> **The exercise**
Output each entry that follows exactly. Images stay out.
"""
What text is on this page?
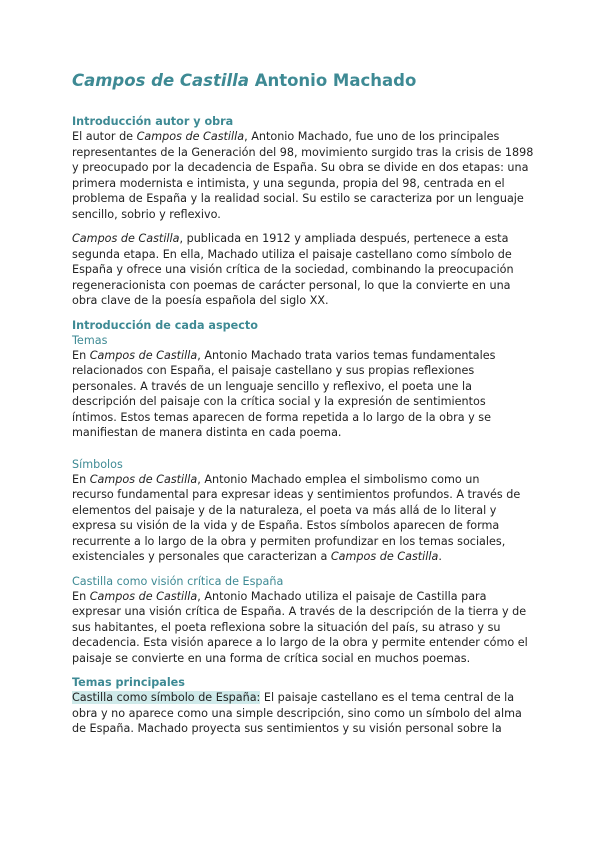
Campos de Castilla Antonio Machado
Introducción autor y obra
El autor de Campos de Castilla, Antonio Machado, fue uno de los principales
representantes de la Generación del 98, movimiento surgido tras la crisis de 1898
y preocupado por la decadencia de España. Su obra se divide en dos etapas: una
primera modernista e intimista, y una segunda, propia del 98, centrada en el
problema de España y la realidad social. Su estilo se caracteriza por un lenguaje
sencillo, sobrio y reflexivo.
Campos de Castilla, publicada en 1912 y ampliada después, pertenece a esta
segunda etapa. En ella, Machado utiliza el paisaje castellano como símbolo de
España y ofrece una visión crítica de la sociedad, combinando la preocupación
regeneracionista con poemas de carácter personal, lo que la convierte en una
obra clave de la poesía española del siglo XX.
Introducción de cada aspecto
Temas
En Campos de Castilla, Antonio Machado trata varios temas fundamentales
relacionados con España, el paisaje castellano y sus propias reflexiones
personales. A través de un lenguaje sencillo y reflexivo, el poeta une la
descripción del paisaje con la crítica social y la expresión de sentimientos
íntimos. Estos temas aparecen de forma repetida a lo largo de la obra y se
manifiestan de manera distinta en cada poema.
Símbolos
En Campos de Castilla, Antonio Machado emplea el simbolismo como un
recurso fundamental para expresar ideas y sentimientos profundos. A través de
elementos del paisaje y de la naturaleza, el poeta va más allá de lo literal y
expresa su visión de la vida y de España. Estos símbolos aparecen de forma
recurrente a lo largo de la obra y permiten profundizar en los temas sociales,
existenciales y personales que caracterizan a Campos de Castilla.
Castilla como visión crítica de España
En Campos de Castilla, Antonio Machado utiliza el paisaje de Castilla para
expresar una visión crítica de España. A través de la descripción de la tierra y de
sus habitantes, el poeta reflexiona sobre la situación del país, su atraso y su
decadencia. Esta visión aparece a lo largo de la obra y permite entender cómo el
paisaje se convierte en una forma de crítica social en muchos poemas.
Temas principales
Castilla como símbolo de España: El paisaje castellano es el tema central de la
obra y no aparece como una simple descripción, sino como un símbolo del alma
de España. Machado proyecta sus sentimientos y su visión personal sobre la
"""
> **Task response**
What text is on this page?
Campos de Castilla Antonio Machado
Introducción autor y obra
El autor de Campos de Castilla, Antonio Machado, fue uno de los principales
representantes de la Generación del 98, movimiento surgido tras la crisis de 1898
y preocupado por la decadencia de España. Su obra se divide en dos etapas: una
primera modernista e intimista, y una segunda, propia del 98, centrada en el
problema de España y la realidad social. Su estilo se caracteriza por un lenguaje
sencillo, sobrio y reflexivo.
Campos de Castilla, publicada en 1912 y ampliada después, pertenece a esta
segunda etapa. En ella, Machado utiliza el paisaje castellano como símbolo de
España y ofrece una visión crítica de la sociedad, combinando la preocupación
regeneracionista con poemas de carácter personal, lo que la convierte en una
obra clave de la poesía española del siglo XX.
Introducción de cada aspecto
Temas
En Campos de Castilla, Antonio Machado trata varios temas fundamentales
relacionados con España, el paisaje castellano y sus propias reflexiones
personales. A través de un lenguaje sencillo y reflexivo, el poeta une la
descripción del paisaje con la crítica social y la expresión de sentimientos
íntimos. Estos temas aparecen de forma repetida a lo largo de la obra y se
manifiestan de manera distinta en cada poema.
Símbolos
En Campos de Castilla, Antonio Machado emplea el simbolismo como un
recurso fundamental para expresar ideas y sentimientos profundos. A través de
elementos del paisaje y de la naturaleza, el poeta va más allá de lo literal y
expresa su visión de la vida y de España. Estos símbolos aparecen de forma
recurrente a lo largo de la obra y permiten profundizar en los temas sociales,
existenciales y personales que caracterizan a Campos de Castilla.
Castilla como visión crítica de España
En Campos de Castilla, Antonio Machado utiliza el paisaje de Castilla para
expresar una visión crítica de España. A través de la descripción de la tierra y de
sus habitantes, el poeta reflexiona sobre la situación del país, su atraso y su
decadencia. Esta visión aparece a lo largo de la obra y permite entender cómo el
paisaje se convierte en una forma de crítica social en muchos poemas.
Temas principales
Castilla como símbolo de España: El paisaje castellano es el tema central de la
obra y no aparece como una simple descripción, sino como un símbolo del alma
de España. Machado proyecta sus sentimientos y su visión personal sobre la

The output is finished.